### Text extract
┄┄┄┄┄┄┄┄┄┄┄┄┄┄┄┄┄┄┄┄

Comparisons to the classic Groundhog Day are inevitable, but Edge Of Tomorrow also owes a debt to a disparate slew of other movies of the 80s and 90s, including Aliens, Starship Troopers (both Paul Verhoeven’s film and Robert Heinlein’s source novel, with its armoured warriors dropped into battle from above the field), The Matrix and Saving Private Ryan. Commendably, the film succeeds in putting elements from these films into its bubbling cauldron and coming out with something which feels distinct and entirely coherent.

The assured pace certainly helps: director Doug Liman keeps the plot speeding along at a boisterous clip (demonstrating a feel for pacing we first saw in 1999’s Go), and he makes unusually light work of establishing the near-future setting (largely through the use of fake BBC news footage and the like) and its fight-die-repeat premise. Aggressive bursts of effects-heavy action give way to carefully-judged flashes of humour, with colourful supporting turns from Gleeson, Bill Paxton – who’s now advanced to the rank of Sergeant after playing Hudson in Aliens – and Noah Taylor as an eccentric scientist.

┄┄┄┄┄┄┄┄┄┄┄┄┄┄┄┄┄┄┄┄

### Instruction 1
Format the listing, everything from its first line down to the line containing "- ribbon: A", as a Markdown table with the columns Row and Line, numbering each row and leaving out blank lines.

### Provided material
┄┄┄┄┄┄┄┄┄┄┄┄┄┄┄┄┄┄┄┄

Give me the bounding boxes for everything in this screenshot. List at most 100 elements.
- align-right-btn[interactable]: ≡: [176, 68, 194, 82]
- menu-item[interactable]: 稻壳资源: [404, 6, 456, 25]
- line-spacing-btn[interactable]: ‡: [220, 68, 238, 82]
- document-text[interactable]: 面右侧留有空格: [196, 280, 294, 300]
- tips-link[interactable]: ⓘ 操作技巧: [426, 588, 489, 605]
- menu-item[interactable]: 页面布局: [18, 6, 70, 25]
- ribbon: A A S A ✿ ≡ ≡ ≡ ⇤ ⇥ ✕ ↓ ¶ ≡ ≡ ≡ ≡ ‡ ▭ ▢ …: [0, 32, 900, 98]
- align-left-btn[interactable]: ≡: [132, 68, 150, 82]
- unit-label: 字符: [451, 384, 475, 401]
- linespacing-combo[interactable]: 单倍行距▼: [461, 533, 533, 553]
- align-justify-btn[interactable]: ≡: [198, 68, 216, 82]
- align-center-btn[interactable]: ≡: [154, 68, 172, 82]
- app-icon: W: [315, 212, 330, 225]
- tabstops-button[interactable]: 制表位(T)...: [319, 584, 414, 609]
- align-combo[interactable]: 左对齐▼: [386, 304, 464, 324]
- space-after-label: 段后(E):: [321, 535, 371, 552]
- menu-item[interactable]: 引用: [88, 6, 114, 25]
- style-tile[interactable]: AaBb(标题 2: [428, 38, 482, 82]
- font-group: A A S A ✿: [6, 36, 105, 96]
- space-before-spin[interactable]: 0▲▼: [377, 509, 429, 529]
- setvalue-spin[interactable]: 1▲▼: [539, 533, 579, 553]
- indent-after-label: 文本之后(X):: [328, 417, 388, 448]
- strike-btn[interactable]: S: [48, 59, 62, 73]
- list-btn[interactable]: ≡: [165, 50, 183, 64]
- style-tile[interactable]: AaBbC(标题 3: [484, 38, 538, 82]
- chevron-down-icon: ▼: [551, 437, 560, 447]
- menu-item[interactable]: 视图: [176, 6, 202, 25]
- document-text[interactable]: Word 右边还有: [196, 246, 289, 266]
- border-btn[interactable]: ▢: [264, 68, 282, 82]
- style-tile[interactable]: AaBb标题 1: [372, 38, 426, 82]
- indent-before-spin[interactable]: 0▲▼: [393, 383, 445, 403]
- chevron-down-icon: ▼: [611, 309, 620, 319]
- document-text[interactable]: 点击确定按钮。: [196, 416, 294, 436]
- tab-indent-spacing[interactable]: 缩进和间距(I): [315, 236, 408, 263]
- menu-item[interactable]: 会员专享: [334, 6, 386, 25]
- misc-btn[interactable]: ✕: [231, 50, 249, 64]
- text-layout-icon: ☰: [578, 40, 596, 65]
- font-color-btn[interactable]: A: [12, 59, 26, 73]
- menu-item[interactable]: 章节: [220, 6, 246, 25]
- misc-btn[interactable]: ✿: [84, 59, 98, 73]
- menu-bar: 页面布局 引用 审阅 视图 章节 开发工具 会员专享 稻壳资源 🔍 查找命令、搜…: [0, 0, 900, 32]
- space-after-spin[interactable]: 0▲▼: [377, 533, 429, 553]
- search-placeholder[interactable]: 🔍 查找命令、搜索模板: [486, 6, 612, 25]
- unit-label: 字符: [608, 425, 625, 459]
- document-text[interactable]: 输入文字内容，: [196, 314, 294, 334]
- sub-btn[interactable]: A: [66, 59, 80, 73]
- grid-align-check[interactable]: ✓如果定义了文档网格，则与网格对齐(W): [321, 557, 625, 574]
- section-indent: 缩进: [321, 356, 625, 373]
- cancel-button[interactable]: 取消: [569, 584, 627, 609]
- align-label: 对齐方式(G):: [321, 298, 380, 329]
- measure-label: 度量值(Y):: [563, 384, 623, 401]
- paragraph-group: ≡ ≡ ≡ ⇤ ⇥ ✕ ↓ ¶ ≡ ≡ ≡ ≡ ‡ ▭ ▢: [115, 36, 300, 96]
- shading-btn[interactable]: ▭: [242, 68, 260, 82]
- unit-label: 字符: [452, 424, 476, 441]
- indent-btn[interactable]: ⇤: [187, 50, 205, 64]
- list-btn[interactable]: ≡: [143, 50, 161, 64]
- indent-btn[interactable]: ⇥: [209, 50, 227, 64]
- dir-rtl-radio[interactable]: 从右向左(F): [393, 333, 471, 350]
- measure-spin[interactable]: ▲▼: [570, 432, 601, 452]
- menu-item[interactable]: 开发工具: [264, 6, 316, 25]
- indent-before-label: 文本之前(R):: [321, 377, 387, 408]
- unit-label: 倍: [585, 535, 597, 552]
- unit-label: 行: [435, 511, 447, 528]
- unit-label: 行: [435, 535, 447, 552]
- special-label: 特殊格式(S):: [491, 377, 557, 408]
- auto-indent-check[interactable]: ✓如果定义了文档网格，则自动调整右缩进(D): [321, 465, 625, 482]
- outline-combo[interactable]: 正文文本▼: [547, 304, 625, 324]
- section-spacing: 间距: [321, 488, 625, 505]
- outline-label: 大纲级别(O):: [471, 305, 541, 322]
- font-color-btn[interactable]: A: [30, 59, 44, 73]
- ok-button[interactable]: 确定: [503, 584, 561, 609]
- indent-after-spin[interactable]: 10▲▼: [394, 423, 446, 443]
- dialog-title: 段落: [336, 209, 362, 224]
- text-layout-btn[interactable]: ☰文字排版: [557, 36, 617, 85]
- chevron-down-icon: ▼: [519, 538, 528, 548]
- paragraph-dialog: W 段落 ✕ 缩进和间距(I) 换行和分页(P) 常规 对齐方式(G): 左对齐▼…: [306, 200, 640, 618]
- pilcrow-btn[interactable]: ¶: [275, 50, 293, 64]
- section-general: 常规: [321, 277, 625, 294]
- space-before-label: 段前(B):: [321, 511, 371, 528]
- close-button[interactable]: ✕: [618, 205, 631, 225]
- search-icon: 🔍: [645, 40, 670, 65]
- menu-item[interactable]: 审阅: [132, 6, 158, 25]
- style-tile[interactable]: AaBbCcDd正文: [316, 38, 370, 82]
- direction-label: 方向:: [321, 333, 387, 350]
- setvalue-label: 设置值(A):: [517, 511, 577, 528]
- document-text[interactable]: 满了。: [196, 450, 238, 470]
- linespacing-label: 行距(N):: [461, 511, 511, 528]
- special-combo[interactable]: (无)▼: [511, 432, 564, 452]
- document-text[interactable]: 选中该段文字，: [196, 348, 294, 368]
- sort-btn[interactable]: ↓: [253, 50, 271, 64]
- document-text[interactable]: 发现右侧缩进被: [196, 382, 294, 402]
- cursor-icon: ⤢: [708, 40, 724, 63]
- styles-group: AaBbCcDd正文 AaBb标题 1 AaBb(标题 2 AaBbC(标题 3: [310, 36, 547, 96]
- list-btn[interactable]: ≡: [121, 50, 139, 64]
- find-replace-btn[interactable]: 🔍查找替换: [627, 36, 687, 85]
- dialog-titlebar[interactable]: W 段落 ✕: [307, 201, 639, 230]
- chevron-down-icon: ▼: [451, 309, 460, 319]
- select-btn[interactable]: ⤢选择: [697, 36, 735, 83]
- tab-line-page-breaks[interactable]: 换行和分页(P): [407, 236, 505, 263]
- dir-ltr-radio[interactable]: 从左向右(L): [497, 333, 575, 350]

┄┄┄┄┄┄┄┄┄┄┄┄┄┄┄┄┄┄┄┄

### Instruction 2
Summarize the Edge Of Tomorrow review in two sentences.

### Full answer 1
| Row | Line |
|---|---|
| 1 | Give me the bounding boxes for everything in this screenshot. List at most 100 elements. |
| 2 | - align-right-btn[interactable]: ≡: [176, 68, 194, 82] |
| 3 | - menu-item[interactable]: 稻壳资源: [404, 6, 456, 25] |
| 4 | - line-spacing-btn[interactable]: ‡: [220, 68, 238, 82] |
| 5 | - document-text[interactable]: 面右侧留有空格: [196, 280, 294, 300] |
| 6 | - tips-link[interactable]: ⓘ 操作技巧: [426, 588, 489, 605] |
| 7 | - menu-item[interactable]: 页面布局: [18, 6, 70, 25] |
| 8 | - ribbon: A A S A ✿ ≡ ≡ ≡ ⇤ ⇥ ✕ ↓ ¶ ≡ ≡ ≡ ≡ ‡ ▭ ▢ …: [0, 32, 900, 98] |

### Full answer 2
Edge Of Tomorrow invites comparison with Groundhog Day and borrows from films such as Aliens, Starship Troopers, The Matrix and Saving Private Ryan, yet it combines these elements into something distinct and coherent. Director Doug Liman keeps the plot moving at a brisk pace, establishes the near-future setting and fight-die-repeat premise with ease, and balances effects-heavy action with flashes of humor and colorful supporting performances.